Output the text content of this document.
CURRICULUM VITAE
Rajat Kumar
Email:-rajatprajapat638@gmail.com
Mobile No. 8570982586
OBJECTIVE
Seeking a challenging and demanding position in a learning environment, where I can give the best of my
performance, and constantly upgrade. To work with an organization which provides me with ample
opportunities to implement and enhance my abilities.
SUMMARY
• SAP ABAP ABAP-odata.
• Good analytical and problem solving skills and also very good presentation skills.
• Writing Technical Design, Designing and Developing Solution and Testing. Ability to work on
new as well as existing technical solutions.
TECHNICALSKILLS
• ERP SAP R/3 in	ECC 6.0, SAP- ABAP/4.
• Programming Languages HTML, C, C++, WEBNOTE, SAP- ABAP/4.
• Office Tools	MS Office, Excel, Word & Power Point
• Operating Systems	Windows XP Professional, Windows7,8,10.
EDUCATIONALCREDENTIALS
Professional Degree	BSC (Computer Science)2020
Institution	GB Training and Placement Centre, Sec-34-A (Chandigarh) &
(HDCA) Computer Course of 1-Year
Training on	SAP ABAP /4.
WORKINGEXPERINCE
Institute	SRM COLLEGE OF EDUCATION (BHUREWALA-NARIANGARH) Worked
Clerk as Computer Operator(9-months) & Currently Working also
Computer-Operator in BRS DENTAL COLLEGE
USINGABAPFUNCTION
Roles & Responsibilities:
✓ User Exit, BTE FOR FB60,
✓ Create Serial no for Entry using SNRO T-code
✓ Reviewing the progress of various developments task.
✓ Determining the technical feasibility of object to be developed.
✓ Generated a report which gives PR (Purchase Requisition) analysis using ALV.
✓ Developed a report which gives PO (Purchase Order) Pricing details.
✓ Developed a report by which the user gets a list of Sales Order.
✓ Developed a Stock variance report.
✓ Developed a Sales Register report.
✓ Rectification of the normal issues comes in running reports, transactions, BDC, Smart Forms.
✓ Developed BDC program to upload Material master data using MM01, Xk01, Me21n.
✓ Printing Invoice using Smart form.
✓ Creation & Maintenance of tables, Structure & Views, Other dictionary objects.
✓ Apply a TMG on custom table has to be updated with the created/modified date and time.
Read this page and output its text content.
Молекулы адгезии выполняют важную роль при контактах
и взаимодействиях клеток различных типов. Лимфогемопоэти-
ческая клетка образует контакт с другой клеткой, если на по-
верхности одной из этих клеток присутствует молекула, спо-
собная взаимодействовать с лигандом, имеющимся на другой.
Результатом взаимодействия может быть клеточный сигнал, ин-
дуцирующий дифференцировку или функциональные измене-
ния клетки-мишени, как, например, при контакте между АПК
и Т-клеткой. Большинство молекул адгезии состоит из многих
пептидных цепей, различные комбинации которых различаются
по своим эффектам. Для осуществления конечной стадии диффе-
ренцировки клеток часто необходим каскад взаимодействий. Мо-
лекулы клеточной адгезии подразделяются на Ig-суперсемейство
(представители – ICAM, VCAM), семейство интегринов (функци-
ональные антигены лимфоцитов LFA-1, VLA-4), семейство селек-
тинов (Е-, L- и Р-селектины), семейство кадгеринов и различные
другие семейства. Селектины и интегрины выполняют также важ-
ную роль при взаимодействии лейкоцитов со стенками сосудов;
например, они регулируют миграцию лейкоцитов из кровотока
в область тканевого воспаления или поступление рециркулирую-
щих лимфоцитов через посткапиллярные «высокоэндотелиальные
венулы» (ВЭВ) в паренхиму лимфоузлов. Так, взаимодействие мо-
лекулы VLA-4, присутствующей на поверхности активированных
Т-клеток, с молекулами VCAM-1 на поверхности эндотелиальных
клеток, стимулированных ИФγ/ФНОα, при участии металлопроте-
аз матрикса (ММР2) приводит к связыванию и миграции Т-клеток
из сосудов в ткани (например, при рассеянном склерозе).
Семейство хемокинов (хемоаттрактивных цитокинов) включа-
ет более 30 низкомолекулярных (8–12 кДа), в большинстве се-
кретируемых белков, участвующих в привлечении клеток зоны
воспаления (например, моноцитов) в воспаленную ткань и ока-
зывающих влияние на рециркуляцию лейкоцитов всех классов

........

In the entries above, identify each line that includes the string "COLLEGE", then copy it.

-- Written answer --
Institute	SRM COLLEGE OF EDUCATION (BHUREWALA-NARIANGARH) Worked
Computer-Operator in BRS DENTAL COLLEGE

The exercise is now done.